* Instructions to follow *
Extract the complete listing and repeat it word for word.

Records from a data collection

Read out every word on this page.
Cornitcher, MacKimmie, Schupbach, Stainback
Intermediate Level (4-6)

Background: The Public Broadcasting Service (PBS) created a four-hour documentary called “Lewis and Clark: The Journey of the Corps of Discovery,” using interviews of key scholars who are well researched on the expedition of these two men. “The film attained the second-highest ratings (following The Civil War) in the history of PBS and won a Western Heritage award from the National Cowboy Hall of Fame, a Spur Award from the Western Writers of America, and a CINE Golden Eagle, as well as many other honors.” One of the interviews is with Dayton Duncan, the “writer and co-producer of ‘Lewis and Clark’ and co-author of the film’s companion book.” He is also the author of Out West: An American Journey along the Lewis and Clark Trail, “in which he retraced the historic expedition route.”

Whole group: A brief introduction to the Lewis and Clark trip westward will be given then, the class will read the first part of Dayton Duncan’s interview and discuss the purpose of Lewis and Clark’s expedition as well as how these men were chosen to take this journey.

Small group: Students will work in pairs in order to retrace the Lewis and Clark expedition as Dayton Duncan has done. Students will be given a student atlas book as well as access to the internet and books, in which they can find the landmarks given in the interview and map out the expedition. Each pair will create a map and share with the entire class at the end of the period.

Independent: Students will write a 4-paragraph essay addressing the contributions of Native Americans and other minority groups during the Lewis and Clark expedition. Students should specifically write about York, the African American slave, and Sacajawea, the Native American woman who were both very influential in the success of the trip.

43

* Task response *
Read out every word on this page.
Cornitcher, MacKimmie, Schupbach, Stainback
Intermediate Level (4-6)

Background: The Public Broadcasting Service (PBS) created a four-hour documentary called “Lewis and Clark: The Journey of the Corps of Discovery,” using interviews of key scholars who are well researched on the expedition of these two men. “The film attained the second-highest ratings (following The Civil War) in the history of PBS and won a Western Heritage award from the National Cowboy Hall of Fame, a Spur Award from the Western Writers of America, and a CINE Golden Eagle, as well as many other honors.” One of the interviews is with Dayton Duncan, the “writer and co-producer of ‘Lewis and Clark’ and co-author of the film’s companion book.” He is also the author of Out West: An American Journey along the Lewis and Clark Trail, “in which he retraced the historic expedition route.”

Whole group: A brief introduction to the Lewis and Clark trip westward will be given then, the class will read the first part of Dayton Duncan’s interview and discuss the purpose of Lewis and Clark’s expedition as well as how these men were chosen to take this journey.

Small group: Students will work in pairs in order to retrace the Lewis and Clark expedition as Dayton Duncan has done. Students will be given a student atlas book as well as access to the internet and books, in which they can find the landmarks given in the interview and map out the expedition. Each pair will create a map and share with the entire class at the end of the period.

Independent: Students will write a 4-paragraph essay addressing the contributions of Native Americans and other minority groups during the Lewis and Clark expedition. Students should specifically write about York, the African American slave, and Sacajawea, the Native American woman who were both very influential in the success of the trip.

43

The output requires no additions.